━━━━━ Input material

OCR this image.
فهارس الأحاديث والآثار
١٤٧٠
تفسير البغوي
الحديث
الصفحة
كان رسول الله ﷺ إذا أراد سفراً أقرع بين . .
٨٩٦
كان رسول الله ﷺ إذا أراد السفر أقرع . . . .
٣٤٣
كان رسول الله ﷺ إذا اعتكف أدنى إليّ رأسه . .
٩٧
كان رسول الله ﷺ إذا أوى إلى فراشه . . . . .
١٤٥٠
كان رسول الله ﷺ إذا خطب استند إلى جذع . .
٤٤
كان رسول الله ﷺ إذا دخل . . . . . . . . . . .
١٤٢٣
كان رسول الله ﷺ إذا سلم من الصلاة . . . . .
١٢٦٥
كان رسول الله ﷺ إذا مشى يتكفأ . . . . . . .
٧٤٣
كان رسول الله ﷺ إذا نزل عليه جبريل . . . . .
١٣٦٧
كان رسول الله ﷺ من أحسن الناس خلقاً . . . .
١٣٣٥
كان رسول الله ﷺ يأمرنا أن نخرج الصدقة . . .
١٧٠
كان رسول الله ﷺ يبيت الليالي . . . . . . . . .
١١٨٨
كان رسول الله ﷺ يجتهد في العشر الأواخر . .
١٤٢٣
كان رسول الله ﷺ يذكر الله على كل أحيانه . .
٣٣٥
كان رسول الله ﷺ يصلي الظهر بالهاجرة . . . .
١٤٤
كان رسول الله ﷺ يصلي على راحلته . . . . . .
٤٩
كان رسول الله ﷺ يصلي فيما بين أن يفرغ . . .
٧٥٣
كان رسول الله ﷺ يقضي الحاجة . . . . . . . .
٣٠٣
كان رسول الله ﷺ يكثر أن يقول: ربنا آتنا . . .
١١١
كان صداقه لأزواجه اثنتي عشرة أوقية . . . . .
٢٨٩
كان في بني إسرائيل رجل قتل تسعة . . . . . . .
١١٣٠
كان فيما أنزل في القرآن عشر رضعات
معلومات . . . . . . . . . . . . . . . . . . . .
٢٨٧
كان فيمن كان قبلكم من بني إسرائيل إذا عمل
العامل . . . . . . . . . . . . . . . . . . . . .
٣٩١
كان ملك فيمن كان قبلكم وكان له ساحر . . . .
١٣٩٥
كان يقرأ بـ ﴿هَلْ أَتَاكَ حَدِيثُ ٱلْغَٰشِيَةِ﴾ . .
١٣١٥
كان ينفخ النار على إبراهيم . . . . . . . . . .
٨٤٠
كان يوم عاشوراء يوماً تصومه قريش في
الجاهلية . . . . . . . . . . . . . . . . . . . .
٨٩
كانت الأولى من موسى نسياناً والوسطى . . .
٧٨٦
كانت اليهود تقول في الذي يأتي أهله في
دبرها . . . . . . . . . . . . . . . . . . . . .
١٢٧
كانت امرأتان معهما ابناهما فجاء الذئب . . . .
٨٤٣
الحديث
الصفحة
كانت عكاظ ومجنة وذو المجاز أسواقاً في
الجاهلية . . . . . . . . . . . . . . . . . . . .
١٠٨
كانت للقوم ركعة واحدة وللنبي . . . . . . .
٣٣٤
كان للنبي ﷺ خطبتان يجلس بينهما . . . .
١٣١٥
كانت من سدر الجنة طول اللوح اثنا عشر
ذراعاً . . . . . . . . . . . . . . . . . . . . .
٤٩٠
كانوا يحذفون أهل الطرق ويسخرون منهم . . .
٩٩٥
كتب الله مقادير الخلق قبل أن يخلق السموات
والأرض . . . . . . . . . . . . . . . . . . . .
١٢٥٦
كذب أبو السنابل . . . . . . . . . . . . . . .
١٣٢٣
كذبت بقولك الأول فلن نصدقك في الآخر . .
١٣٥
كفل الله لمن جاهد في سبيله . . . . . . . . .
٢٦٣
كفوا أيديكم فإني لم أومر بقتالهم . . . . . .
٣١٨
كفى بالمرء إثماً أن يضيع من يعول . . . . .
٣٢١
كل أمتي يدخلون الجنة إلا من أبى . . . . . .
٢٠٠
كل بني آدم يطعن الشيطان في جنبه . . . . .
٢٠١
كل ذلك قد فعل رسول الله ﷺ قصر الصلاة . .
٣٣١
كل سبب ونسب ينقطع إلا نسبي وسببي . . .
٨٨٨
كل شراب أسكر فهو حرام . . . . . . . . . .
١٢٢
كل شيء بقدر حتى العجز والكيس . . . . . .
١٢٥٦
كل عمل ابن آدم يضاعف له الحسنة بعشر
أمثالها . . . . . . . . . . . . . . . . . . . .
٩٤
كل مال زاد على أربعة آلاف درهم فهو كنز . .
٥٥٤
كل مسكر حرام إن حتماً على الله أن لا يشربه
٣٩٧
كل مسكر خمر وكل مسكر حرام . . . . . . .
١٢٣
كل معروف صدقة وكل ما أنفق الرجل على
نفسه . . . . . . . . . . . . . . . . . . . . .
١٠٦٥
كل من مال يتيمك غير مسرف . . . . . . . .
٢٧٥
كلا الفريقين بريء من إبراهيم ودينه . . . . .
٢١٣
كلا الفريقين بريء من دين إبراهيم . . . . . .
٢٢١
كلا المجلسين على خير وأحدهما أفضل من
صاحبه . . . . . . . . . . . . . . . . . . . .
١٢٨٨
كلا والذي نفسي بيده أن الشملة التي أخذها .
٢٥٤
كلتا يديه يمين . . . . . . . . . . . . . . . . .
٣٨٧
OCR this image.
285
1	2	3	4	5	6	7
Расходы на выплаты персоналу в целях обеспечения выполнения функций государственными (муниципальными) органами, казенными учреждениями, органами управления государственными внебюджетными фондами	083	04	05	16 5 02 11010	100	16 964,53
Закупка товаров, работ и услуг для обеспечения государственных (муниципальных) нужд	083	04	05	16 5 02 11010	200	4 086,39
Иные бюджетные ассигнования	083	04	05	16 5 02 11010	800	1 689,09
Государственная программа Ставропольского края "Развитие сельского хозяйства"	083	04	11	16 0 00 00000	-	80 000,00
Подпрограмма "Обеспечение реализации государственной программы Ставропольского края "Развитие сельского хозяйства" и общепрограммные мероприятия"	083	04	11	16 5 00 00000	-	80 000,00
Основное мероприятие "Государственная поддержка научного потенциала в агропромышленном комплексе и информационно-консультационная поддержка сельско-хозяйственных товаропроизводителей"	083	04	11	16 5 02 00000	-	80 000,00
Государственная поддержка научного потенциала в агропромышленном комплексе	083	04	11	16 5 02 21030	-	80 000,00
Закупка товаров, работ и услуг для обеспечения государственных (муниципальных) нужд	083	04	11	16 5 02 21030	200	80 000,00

━━━━━━━━━━

Copy every line of the listing that contains the word "муниципальных".

• The solution
Закупка товаров, работ и услуг для обеспечения государственных (муниципальных) нужд	083	04	05	16 5 02 11010	200	4 086,39
Закупка товаров, работ и услуг для обеспечения государственных (муниципальных) нужд	083	04	11	16 5 02 21030	200	80 000,00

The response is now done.